Record set -
--

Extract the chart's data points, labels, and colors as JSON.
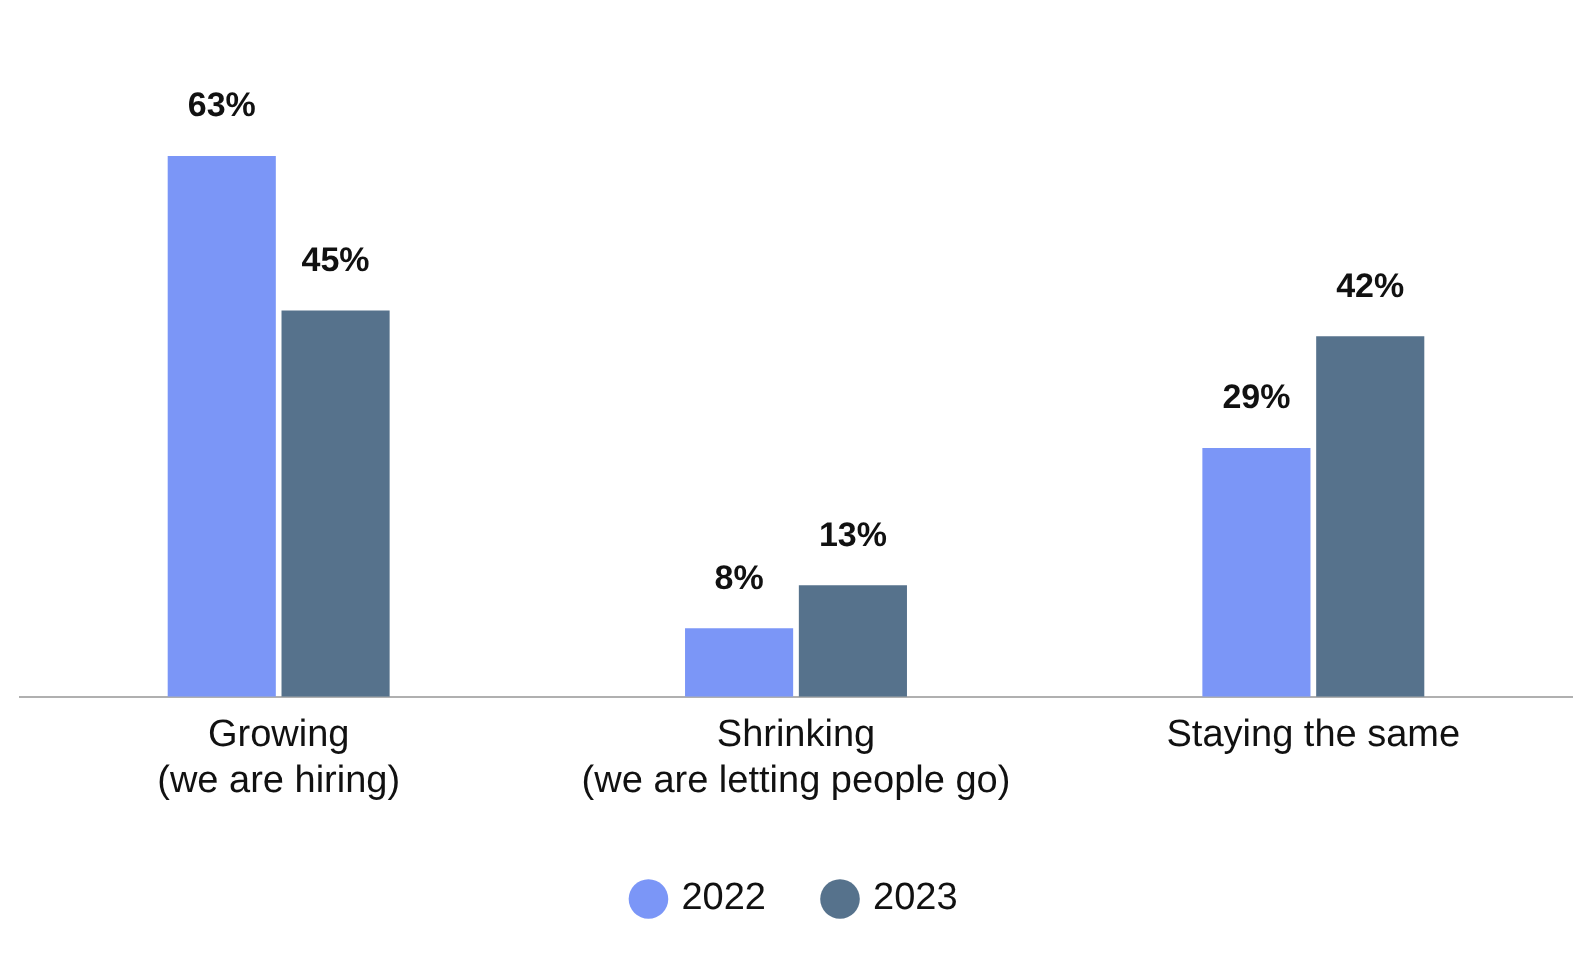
{
  "chart_data": {
    "type": "bar",
    "categories": [
      "Growing\n(we are hiring)",
      "Shrinking\n(we are letting people go)",
      "Staying the same"
    ],
    "series": [
      {
        "name": "2022",
        "color": "#7b96f7",
        "values": [
          63,
          8,
          29
        ],
        "value_labels": [
          "63%",
          "8%",
          "29%"
        ]
      },
      {
        "name": "2023",
        "color": "#56728c",
        "values": [
          45,
          13,
          42
        ],
        "value_labels": [
          "45%",
          "13%",
          "42%"
        ]
      }
    ],
    "legend": "bottom",
    "grid": false
  }
}
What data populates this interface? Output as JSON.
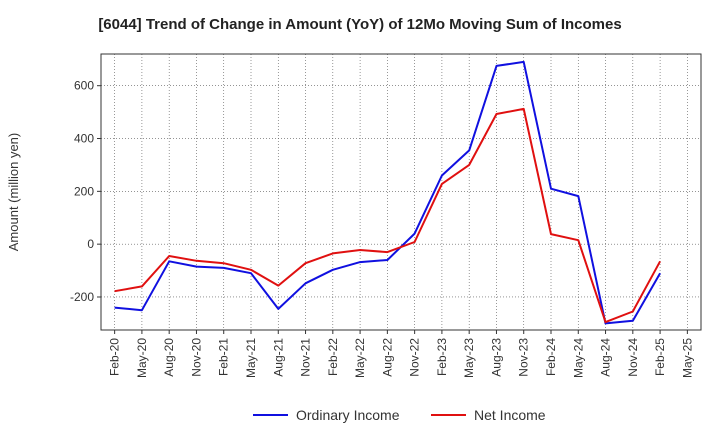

--

Aim of the exercise - Reproduce the data word for word, excluding its pictures.

Written response -
Extract the chart's data points, labels, and colors as JSON.
{
  "chart_data": {
    "type": "bar",
    "categories": [
      "Growing\n(we are hiring)",
      "Shrinking\n(we are letting people go)",
      "Staying the same"
    ],
    "series": [
      {
        "name": "2022",
        "color": "#7b96f7",
        "values": [
          63,
          8,
          29
        ],
        "value_labels": [
          "63%",
          "8%",
          "29%"
        ]
      },
      {
        "name": "2023",
        "color": "#56728c",
        "values": [
          45,
          13,
          42
        ],
        "value_labels": [
          "45%",
          "13%",
          "42%"
        ]
      }
    ],
    "legend": "bottom",
    "grid": false
  }
}
What data populates this interface? Output as JSON.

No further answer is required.